» What to produce
Give every line below again, exactly.

(Stored entries)
■ ■ ■

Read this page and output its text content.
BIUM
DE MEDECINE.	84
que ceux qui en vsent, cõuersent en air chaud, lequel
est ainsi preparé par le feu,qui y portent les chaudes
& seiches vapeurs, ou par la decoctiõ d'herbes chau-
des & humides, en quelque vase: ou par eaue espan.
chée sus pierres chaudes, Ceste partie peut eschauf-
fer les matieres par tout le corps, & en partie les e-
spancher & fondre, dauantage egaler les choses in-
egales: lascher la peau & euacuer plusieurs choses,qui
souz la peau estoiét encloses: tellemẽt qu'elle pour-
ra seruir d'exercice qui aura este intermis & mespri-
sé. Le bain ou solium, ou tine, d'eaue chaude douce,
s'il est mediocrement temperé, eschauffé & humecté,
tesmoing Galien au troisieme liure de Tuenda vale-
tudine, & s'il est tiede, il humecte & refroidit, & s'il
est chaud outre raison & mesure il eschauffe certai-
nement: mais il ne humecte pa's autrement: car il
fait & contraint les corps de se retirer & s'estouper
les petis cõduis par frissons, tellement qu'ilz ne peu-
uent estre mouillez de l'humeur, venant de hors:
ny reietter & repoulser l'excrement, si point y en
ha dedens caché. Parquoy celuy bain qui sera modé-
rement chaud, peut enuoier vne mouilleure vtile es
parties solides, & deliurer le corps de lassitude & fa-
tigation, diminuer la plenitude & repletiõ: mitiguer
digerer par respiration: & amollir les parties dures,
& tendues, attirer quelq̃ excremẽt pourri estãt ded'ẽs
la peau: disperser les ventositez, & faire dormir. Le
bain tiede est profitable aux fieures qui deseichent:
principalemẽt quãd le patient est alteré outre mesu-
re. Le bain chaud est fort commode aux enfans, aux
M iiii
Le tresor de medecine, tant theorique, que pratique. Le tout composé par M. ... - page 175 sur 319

■ ■ ■

» Finished answer
Read this page and output its text content.
BIUM
DE MEDECINE.	84
que ceux qui en vsent, cõuersent en air chaud, lequel
est ainsi preparé par le feu,qui y portent les chaudes
& seiches vapeurs, ou par la decoctiõ d'herbes chau-
des & humides, en quelque vase: ou par eaue espan.
chée sus pierres chaudes, Ceste partie peut eschauf-
fer les matieres par tout le corps, & en partie les e-
spancher & fondre, dauantage egaler les choses in-
egales: lascher la peau & euacuer plusieurs choses,qui
souz la peau estoiét encloses: tellemẽt qu'elle pour-
ra seruir d'exercice qui aura este intermis & mespri-
sé. Le bain ou solium, ou tine, d'eaue chaude douce,
s'il est mediocrement temperé, eschauffé & humecté,
tesmoing Galien au troisieme liure de Tuenda vale-
tudine, & s'il est tiede, il humecte & refroidit, & s'il
est chaud outre raison & mesure il eschauffe certai-
nement: mais il ne humecte pa's autrement: car il
fait & contraint les corps de se retirer & s'estouper
les petis cõduis par frissons, tellement qu'ilz ne peu-
uent estre mouillez de l'humeur, venant de hors:
ny reietter & repoulser l'excrement, si point y en
ha dedens caché. Parquoy celuy bain qui sera modé-
rement chaud, peut enuoier vne mouilleure vtile es
parties solides, & deliurer le corps de lassitude & fa-
tigation, diminuer la plenitude & repletiõ: mitiguer
digerer par respiration: & amollir les parties dures,
& tendues, attirer quelq̃ excremẽt pourri estãt ded'ẽs
la peau: disperser les ventositez, & faire dormir. Le
bain tiede est profitable aux fieures qui deseichent:
principalemẽt quãd le patient est alteré outre mesu-
re. Le bain chaud est fort commode aux enfans, aux
M iiii
Le tresor de medecine, tant theorique, que pratique. Le tout composé par M. ... - page 175 sur 319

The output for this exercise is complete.